▸ **Task input**

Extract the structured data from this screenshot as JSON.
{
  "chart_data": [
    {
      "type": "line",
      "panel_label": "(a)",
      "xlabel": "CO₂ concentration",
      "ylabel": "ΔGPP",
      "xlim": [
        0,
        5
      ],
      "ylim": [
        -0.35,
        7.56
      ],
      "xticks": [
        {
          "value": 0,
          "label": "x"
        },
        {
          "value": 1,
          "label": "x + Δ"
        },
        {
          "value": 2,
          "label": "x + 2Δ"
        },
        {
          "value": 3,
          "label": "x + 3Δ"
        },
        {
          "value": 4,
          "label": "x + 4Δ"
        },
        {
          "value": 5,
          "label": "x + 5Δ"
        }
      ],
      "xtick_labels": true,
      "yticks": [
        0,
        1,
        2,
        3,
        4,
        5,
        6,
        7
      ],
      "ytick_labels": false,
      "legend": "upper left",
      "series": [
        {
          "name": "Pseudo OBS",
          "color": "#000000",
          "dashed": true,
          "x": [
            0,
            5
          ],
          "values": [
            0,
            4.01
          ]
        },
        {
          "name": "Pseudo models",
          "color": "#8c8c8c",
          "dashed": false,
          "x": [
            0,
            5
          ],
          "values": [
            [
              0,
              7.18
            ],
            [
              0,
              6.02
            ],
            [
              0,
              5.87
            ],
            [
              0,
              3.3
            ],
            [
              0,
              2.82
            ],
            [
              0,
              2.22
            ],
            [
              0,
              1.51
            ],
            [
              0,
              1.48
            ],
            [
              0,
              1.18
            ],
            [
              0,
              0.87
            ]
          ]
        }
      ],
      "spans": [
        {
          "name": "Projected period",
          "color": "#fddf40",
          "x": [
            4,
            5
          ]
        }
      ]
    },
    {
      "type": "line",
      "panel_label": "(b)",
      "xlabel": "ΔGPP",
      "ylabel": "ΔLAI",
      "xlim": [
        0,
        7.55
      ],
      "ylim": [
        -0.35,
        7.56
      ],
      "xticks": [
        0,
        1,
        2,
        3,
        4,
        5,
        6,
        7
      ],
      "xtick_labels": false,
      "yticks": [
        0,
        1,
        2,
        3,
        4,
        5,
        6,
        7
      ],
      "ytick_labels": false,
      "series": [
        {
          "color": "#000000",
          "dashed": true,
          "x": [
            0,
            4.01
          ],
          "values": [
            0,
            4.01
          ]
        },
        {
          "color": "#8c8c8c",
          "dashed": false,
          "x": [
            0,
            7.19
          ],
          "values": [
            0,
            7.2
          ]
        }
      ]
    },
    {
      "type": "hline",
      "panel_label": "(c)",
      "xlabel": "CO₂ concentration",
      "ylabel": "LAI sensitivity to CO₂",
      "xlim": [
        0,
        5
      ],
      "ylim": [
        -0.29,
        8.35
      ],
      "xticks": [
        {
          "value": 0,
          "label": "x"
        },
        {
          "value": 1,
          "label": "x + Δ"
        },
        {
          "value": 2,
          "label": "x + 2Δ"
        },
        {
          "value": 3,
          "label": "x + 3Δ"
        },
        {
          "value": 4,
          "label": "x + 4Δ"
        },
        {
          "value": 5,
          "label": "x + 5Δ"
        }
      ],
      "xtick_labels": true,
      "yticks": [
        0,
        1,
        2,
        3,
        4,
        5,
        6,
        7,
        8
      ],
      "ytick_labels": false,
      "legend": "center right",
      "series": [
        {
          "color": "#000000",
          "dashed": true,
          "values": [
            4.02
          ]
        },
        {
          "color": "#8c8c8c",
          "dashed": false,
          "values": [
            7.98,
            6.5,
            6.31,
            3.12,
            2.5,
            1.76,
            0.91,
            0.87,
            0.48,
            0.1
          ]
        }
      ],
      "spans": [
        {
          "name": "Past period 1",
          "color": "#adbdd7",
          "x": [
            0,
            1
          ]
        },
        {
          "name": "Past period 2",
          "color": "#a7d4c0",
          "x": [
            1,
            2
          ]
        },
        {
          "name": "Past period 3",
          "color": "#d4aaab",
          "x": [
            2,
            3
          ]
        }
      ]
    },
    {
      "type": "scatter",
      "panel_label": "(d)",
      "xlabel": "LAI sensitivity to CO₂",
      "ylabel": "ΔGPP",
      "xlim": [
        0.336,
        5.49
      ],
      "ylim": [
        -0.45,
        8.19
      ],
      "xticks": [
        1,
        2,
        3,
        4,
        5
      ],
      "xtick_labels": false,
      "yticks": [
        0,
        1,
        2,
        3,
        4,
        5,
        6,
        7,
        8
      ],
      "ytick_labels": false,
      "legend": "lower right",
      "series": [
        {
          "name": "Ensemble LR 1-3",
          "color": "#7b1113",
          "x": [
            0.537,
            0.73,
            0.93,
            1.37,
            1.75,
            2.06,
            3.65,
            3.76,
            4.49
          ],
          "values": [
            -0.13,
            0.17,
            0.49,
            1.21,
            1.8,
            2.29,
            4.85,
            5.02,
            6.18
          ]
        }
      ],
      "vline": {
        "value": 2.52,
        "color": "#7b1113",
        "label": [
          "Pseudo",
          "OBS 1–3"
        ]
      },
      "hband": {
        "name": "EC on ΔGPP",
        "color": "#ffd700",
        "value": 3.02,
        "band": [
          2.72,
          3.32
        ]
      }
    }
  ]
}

▸ **Exercise brief**
Give solely the number of lines in the data that contain the string "legend".

▸ **Reply**
3